### TASK DESCRIPTION
Find the word "dates" in the listing; pull out each line holding it.

### RECORDS

[start]

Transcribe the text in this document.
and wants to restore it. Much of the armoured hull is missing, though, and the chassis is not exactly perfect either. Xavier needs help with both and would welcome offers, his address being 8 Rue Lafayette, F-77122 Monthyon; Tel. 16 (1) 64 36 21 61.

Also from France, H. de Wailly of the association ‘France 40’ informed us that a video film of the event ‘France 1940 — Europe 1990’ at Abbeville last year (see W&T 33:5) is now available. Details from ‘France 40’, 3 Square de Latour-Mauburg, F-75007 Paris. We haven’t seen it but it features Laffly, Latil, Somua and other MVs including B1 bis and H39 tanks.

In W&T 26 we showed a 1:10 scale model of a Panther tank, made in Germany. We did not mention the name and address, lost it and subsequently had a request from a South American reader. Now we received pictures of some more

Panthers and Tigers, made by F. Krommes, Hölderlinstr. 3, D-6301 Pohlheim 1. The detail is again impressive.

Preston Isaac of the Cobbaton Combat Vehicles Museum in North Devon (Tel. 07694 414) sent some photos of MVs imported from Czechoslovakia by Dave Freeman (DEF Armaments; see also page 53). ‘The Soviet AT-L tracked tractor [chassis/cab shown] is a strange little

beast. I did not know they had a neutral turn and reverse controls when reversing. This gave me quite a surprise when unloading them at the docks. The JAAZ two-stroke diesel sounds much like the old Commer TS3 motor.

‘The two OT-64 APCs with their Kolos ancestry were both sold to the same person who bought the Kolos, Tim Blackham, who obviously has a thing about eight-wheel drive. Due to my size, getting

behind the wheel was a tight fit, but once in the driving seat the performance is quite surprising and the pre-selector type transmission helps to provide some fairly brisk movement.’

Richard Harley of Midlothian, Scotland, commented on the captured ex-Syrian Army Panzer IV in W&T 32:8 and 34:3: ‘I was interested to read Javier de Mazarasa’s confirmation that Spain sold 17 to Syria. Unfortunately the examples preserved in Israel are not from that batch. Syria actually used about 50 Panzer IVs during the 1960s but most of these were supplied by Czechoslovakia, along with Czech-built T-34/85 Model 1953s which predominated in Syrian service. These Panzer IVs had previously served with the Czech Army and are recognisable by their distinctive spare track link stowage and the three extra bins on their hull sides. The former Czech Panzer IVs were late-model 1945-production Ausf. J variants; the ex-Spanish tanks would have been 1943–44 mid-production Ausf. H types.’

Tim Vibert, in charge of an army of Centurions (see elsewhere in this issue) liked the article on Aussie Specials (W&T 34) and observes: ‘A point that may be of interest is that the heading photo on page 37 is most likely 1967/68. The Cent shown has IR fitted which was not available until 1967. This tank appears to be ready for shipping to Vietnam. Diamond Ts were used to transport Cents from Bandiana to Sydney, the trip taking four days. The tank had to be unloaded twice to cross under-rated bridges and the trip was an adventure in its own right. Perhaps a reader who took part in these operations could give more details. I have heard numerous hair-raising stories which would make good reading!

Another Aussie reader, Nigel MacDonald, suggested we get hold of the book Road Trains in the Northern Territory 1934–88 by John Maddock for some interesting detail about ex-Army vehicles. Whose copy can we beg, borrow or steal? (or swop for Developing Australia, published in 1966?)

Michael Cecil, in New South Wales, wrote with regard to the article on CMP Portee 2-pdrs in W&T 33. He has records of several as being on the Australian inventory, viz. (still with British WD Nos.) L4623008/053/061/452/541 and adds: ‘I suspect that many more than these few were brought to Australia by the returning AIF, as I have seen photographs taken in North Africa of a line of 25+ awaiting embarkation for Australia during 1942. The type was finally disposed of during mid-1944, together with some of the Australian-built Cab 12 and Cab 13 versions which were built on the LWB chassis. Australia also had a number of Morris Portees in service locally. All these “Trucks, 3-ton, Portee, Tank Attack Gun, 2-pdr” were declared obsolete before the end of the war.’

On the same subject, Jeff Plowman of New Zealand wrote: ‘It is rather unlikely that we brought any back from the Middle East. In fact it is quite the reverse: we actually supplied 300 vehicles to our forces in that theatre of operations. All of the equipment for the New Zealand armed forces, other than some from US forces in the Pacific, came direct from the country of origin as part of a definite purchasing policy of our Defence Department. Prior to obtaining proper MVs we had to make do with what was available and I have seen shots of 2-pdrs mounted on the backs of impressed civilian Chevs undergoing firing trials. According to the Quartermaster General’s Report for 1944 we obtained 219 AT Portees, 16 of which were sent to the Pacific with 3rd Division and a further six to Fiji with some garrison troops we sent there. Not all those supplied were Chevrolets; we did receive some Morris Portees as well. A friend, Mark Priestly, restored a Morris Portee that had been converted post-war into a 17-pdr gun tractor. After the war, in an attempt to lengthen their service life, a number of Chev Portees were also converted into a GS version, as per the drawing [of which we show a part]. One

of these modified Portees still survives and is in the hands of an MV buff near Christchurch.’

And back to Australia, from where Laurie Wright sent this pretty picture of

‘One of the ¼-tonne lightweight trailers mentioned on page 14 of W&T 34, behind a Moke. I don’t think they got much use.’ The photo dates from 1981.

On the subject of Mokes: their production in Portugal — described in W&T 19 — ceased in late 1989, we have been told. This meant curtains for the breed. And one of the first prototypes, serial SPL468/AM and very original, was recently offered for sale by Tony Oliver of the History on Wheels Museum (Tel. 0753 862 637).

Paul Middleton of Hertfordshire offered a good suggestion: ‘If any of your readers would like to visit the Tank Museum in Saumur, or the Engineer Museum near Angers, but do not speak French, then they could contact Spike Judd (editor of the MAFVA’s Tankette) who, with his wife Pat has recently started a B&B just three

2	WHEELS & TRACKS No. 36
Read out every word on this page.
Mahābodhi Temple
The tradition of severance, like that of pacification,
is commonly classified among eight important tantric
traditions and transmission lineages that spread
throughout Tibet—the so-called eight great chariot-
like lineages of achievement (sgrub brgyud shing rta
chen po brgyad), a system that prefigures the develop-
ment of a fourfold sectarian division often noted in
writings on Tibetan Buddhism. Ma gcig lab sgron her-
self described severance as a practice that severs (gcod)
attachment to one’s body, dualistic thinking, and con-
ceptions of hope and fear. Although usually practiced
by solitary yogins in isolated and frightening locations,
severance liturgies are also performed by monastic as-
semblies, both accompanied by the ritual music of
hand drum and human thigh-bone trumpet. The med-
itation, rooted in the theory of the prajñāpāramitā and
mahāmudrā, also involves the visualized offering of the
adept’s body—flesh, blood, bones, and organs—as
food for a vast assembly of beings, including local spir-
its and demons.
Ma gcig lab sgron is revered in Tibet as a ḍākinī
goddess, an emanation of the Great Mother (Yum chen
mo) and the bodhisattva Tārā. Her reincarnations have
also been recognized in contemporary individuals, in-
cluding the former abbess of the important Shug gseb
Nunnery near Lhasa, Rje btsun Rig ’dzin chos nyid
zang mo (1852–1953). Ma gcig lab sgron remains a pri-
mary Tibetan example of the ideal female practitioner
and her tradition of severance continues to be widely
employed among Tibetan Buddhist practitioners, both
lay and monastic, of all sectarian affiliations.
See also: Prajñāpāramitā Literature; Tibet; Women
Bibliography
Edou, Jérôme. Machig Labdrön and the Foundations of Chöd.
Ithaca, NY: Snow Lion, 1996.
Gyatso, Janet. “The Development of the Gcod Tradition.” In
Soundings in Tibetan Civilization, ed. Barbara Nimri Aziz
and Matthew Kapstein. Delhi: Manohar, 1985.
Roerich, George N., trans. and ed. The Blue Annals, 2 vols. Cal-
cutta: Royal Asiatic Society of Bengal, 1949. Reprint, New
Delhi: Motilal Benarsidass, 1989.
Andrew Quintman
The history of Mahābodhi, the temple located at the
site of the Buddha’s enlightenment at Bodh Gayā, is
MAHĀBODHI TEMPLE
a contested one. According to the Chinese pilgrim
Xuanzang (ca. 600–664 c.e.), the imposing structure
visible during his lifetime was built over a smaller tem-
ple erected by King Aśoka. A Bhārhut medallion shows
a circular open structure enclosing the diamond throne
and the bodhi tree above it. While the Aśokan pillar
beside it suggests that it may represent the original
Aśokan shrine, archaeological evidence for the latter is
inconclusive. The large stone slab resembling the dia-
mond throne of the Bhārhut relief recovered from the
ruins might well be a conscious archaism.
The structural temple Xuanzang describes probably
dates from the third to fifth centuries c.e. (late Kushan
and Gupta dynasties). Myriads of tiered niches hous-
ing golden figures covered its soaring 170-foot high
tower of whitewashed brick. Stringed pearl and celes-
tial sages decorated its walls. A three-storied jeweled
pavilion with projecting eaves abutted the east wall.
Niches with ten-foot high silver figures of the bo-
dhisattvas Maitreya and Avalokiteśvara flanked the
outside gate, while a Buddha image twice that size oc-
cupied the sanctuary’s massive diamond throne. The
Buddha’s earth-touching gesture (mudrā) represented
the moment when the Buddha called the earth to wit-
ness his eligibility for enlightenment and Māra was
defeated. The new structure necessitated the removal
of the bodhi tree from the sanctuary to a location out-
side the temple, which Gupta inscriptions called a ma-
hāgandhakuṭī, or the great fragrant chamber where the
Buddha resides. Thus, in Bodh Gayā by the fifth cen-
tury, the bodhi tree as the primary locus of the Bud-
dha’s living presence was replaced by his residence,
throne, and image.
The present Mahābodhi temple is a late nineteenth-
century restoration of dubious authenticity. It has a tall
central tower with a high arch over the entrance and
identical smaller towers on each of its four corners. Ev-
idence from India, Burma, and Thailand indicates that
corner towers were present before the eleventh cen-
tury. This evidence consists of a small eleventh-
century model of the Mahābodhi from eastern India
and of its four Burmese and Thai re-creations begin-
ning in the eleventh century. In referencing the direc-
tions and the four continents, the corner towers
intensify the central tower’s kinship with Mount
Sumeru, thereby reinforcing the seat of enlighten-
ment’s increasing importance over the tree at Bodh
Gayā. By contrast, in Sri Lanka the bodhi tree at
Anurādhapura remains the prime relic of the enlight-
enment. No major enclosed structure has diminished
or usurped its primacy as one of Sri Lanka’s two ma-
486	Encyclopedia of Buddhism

[end]

### EXERCISE RESPONSE
‘One of the ¼-tonne lightweight trailers mentioned on page 14 of W&T 34, behind a Moke. I don’t think they got much use.’ The photo dates from 1981.
dates from the third to fifth centuries c.e. (late Kushan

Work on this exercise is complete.